§ ENTRIES SHOWN
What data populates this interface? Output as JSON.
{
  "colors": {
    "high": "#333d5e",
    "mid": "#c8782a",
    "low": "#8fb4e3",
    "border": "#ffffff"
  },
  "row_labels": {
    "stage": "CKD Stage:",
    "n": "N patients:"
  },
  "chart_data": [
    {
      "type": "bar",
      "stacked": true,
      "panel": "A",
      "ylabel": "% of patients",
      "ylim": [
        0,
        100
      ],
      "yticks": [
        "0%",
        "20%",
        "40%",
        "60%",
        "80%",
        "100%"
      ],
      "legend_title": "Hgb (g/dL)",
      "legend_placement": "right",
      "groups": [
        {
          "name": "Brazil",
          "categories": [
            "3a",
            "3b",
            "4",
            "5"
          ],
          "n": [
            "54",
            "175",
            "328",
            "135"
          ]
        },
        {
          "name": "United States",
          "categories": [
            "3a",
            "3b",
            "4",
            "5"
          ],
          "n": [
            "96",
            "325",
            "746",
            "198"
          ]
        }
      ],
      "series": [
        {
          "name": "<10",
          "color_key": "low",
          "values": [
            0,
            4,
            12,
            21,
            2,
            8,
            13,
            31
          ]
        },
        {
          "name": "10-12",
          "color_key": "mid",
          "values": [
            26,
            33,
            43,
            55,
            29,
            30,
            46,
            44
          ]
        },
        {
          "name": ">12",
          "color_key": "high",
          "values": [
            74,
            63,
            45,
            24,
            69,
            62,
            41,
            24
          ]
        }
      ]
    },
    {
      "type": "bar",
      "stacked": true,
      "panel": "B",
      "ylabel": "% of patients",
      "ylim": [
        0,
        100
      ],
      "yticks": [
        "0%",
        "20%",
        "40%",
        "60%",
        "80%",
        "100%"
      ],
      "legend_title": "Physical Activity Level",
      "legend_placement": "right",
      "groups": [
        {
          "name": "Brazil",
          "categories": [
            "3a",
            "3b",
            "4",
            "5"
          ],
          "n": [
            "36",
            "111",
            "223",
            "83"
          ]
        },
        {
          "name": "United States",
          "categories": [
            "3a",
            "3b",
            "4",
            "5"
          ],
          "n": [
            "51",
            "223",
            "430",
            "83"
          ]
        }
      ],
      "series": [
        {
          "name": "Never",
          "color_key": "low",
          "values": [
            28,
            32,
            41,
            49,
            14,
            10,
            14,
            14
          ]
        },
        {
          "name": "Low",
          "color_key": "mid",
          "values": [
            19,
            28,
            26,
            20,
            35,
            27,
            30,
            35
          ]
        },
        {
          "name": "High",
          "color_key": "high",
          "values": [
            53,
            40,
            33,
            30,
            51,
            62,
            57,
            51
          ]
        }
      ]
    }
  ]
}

§ TASK INSTRUCTIONS
Set down the preceding data verbatim. Every line belongs in the copy.

§ RESPONSE
What data populates this interface? Output as JSON.
{
  "colors": {
    "high": "#333d5e",
    "mid": "#c8782a",
    "low": "#8fb4e3",
    "border": "#ffffff"
  },
  "row_labels": {
    "stage": "CKD Stage:",
    "n": "N patients:"
  },
  "chart_data": [
    {
      "type": "bar",
      "stacked": true,
      "panel": "A",
      "ylabel": "% of patients",
      "ylim": [
        0,
        100
      ],
      "yticks": [
        "0%",
        "20%",
        "40%",
        "60%",
        "80%",
        "100%"
      ],
      "legend_title": "Hgb (g/dL)",
      "legend_placement": "right",
      "groups": [
        {
          "name": "Brazil",
          "categories": [
            "3a",
            "3b",
            "4",
            "5"
          ],
          "n": [
            "54",
            "175",
            "328",
            "135"
          ]
        },
        {
          "name": "United States",
          "categories": [
            "3a",
            "3b",
            "4",
            "5"
          ],
          "n": [
            "96",
            "325",
            "746",
            "198"
          ]
        }
      ],
      "series": [
        {
          "name": "<10",
          "color_key": "low",
          "values": [
            0,
            4,
            12,
            21,
            2,
            8,
            13,
            31
          ]
        },
        {
          "name": "10-12",
          "color_key": "mid",
          "values": [
            26,
            33,
            43,
            55,
            29,
            30,
            46,
            44
          ]
        },
        {
          "name": ">12",
          "color_key": "high",
          "values": [
            74,
            63,
            45,
            24,
            69,
            62,
            41,
            24
          ]
        }
      ]
    },
    {
      "type": "bar",
      "stacked": true,
      "panel": "B",
      "ylabel": "% of patients",
      "ylim": [
        0,
        100
      ],
      "yticks": [
        "0%",
        "20%",
        "40%",
        "60%",
        "80%",
        "100%"
      ],
      "legend_title": "Physical Activity Level",
      "legend_placement": "right",
      "groups": [
        {
          "name": "Brazil",
          "categories": [
            "3a",
            "3b",
            "4",
            "5"
          ],
          "n": [
            "36",
            "111",
            "223",
            "83"
          ]
        },
        {
          "name": "United States",
          "categories": [
            "3a",
            "3b",
            "4",
            "5"
          ],
          "n": [
            "51",
            "223",
            "430",
            "83"
          ]
        }
      ],
      "series": [
        {
          "name": "Never",
          "color_key": "low",
          "values": [
            28,
            32,
            41,
            49,
            14,
            10,
            14,
            14
          ]
        },
        {
          "name": "Low",
          "color_key": "mid",
          "values": [
            19,
            28,
            26,
            20,
            35,
            27,
            30,
            35
          ]
        },
        {
          "name": "High",
          "color_key": "high",
          "values": [
            53,
            40,
            33,
            30,
            51,
            62,
            57,
            51
          ]
        }
      ]
    }
  ]
}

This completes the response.